#### SET TASK:
Wherever the string "from" appears in the listing, copy that line.

++++ MATERIALS PROVIDED ++++

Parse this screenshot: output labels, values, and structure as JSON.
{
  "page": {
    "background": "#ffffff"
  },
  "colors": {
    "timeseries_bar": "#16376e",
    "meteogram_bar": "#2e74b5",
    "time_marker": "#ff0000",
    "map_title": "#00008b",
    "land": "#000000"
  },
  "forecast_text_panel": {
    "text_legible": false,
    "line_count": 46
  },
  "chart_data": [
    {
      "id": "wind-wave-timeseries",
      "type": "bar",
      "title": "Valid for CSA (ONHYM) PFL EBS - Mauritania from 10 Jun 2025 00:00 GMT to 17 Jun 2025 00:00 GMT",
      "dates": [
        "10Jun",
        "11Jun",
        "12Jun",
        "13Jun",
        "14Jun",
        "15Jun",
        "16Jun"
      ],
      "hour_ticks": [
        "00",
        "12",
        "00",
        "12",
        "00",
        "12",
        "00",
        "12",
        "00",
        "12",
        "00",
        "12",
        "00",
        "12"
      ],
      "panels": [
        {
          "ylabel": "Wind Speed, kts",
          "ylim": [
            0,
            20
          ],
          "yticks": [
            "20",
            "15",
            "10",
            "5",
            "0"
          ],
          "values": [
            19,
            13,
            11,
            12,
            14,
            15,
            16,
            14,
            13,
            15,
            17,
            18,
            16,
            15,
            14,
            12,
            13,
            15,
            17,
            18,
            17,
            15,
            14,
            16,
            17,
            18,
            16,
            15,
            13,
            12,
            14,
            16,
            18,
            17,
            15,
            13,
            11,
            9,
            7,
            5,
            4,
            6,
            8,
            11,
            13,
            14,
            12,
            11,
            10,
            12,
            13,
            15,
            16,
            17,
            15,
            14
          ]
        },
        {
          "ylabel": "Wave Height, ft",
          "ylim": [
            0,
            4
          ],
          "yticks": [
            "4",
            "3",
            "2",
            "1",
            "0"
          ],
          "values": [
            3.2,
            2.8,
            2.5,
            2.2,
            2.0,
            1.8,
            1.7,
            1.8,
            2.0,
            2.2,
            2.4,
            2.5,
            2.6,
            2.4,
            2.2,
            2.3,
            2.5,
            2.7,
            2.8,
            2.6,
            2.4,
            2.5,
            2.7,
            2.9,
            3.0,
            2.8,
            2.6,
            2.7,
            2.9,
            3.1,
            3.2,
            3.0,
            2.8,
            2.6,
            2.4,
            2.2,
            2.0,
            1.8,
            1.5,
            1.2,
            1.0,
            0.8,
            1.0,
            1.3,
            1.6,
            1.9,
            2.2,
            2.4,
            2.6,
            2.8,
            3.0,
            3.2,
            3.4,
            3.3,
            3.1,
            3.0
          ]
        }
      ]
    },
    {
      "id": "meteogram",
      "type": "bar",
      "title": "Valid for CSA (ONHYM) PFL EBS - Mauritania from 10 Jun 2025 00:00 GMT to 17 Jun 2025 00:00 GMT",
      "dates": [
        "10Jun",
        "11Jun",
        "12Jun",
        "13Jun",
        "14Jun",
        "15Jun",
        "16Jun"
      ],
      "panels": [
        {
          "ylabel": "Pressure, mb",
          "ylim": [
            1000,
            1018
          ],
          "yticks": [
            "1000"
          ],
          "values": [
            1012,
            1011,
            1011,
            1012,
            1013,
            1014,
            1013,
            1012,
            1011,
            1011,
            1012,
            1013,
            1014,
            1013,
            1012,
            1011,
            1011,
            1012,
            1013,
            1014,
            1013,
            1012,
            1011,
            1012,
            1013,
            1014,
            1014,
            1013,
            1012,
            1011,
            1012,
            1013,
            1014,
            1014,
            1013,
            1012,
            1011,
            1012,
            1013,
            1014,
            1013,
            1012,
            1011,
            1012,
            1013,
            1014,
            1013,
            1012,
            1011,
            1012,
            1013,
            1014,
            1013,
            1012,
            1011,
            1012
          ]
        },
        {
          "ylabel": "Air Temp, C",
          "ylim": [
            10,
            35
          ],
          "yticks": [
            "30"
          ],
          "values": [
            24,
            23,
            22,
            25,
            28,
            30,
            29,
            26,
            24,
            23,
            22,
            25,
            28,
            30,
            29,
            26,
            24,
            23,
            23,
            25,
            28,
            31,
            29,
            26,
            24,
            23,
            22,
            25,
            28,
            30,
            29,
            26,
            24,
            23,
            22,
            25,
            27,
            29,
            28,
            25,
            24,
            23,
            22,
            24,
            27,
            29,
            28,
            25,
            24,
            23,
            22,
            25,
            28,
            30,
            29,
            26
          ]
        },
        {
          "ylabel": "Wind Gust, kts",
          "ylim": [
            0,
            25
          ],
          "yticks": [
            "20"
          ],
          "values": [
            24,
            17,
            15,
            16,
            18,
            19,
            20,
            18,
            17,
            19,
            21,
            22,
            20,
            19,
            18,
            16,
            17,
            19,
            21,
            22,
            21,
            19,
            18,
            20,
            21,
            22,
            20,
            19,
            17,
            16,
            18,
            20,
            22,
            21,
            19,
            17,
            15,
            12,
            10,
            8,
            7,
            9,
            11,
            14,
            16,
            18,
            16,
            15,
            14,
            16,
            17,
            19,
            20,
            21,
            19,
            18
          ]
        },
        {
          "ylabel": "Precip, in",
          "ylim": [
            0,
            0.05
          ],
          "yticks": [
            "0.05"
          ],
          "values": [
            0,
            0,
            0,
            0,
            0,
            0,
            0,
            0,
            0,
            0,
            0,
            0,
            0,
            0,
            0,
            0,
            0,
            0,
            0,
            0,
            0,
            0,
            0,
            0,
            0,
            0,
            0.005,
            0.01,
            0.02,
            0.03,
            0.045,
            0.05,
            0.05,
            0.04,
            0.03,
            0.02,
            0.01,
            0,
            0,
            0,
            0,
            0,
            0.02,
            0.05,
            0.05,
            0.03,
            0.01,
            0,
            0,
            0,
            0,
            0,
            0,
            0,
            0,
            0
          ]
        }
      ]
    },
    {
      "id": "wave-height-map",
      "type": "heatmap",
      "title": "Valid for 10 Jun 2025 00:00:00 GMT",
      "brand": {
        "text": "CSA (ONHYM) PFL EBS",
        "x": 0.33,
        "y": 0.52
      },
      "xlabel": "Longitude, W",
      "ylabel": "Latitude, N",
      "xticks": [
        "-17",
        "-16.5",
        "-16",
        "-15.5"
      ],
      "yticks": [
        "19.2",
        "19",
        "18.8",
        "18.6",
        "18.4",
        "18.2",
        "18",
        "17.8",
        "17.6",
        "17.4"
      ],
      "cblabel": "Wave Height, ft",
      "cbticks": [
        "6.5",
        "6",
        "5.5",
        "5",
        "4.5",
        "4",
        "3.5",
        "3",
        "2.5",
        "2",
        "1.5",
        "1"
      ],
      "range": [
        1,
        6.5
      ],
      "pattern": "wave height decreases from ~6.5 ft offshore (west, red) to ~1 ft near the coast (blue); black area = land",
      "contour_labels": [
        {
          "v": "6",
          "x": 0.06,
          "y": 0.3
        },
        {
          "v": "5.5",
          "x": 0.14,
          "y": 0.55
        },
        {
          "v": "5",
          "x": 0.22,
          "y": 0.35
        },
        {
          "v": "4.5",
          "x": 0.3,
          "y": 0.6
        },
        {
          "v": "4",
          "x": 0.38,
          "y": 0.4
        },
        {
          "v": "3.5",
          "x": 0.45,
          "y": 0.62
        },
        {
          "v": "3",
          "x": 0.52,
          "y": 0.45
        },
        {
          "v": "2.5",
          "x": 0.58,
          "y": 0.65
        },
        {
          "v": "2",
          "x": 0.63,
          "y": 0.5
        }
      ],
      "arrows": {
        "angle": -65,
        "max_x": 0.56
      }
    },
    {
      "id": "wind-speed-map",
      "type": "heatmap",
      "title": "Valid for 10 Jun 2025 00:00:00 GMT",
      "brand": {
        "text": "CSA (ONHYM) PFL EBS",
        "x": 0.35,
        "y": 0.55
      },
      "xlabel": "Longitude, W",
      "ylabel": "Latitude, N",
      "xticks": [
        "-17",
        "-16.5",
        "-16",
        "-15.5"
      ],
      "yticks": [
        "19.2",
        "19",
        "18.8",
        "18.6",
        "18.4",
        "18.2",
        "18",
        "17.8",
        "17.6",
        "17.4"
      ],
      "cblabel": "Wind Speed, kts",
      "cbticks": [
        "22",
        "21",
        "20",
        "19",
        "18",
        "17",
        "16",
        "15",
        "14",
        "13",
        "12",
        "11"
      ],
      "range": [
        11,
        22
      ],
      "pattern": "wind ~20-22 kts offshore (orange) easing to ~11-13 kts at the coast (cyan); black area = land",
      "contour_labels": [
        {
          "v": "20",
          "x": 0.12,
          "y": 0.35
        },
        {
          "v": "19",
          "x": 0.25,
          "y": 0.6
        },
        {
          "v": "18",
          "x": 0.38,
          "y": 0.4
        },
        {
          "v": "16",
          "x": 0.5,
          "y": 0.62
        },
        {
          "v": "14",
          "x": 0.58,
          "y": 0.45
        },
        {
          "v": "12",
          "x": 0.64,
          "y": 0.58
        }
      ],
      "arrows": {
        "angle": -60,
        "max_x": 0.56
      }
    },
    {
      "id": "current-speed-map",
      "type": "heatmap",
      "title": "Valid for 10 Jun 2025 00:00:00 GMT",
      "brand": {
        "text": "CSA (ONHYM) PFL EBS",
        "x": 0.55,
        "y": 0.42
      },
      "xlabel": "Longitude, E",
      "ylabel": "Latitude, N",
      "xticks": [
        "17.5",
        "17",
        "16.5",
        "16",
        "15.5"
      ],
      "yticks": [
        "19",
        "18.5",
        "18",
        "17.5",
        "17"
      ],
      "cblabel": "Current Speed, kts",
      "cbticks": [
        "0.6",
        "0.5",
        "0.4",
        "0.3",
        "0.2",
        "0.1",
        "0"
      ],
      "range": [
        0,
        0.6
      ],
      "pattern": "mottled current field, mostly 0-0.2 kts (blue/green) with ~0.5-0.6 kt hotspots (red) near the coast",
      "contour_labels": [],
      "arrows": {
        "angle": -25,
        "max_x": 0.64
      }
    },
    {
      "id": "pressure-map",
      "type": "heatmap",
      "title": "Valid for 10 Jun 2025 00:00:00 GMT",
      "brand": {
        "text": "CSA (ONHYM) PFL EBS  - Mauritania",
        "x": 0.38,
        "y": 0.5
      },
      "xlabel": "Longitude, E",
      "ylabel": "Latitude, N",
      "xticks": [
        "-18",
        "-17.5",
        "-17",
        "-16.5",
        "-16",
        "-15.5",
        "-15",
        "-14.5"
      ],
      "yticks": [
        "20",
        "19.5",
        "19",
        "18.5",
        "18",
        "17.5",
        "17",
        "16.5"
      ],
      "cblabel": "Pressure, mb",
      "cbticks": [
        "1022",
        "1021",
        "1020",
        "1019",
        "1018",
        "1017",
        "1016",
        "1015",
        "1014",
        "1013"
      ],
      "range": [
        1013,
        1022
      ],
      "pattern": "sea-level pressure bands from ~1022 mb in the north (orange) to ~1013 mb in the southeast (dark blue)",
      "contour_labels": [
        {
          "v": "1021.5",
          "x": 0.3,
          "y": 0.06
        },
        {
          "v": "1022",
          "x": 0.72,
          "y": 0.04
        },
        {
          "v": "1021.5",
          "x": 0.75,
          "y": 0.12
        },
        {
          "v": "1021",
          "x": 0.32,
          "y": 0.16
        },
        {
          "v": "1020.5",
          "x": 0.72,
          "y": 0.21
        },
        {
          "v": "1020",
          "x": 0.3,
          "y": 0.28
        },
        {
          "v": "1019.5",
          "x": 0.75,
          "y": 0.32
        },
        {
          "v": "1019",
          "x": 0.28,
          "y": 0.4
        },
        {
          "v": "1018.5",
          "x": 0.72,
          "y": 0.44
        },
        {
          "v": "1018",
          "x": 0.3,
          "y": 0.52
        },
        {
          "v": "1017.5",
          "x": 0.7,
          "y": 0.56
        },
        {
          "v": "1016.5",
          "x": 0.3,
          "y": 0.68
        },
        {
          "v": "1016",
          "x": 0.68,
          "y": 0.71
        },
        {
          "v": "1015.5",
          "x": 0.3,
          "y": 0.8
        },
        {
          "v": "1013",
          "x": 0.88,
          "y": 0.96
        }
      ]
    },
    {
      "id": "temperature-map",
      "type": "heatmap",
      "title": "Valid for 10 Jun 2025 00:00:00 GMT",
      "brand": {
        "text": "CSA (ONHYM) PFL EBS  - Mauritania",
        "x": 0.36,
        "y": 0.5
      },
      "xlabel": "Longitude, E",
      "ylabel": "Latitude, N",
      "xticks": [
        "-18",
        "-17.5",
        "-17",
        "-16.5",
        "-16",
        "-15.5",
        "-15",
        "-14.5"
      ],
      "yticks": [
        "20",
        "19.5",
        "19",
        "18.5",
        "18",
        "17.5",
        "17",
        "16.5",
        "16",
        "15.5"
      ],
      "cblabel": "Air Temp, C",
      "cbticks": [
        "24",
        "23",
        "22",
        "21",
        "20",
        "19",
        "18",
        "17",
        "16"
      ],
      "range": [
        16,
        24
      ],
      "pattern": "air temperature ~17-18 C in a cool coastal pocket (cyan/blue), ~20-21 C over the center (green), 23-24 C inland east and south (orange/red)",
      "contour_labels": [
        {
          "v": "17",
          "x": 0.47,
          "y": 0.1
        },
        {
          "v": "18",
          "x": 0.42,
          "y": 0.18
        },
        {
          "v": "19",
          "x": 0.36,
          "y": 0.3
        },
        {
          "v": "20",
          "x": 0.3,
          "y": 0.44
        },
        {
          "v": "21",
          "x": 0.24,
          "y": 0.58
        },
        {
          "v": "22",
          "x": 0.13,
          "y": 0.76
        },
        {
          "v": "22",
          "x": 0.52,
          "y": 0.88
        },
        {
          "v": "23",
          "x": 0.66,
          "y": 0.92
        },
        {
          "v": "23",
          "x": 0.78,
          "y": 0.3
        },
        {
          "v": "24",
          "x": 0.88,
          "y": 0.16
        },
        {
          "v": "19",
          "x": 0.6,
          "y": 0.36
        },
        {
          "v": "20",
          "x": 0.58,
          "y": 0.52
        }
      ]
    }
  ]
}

++++

#### RESPONSE BELOW:
      "title": "Valid for CSA (ONHYM) PFL EBS - Mauritania from 10 Jun 2025 00:00 GMT to 17 Jun 2025 00:00 GMT",
      "title": "Valid for CSA (ONHYM) PFL EBS - Mauritania from 10 Jun 2025 00:00 GMT to 17 Jun 2025 00:00 GMT",
      "pattern": "wave height decreases from ~6.5 ft offshore (west, red) to ~1 ft near the coast (blue); black area = land",
      "pattern": "sea-level pressure bands from ~1022 mb in the north (orange) to ~1013 mb in the southeast (dark blue)",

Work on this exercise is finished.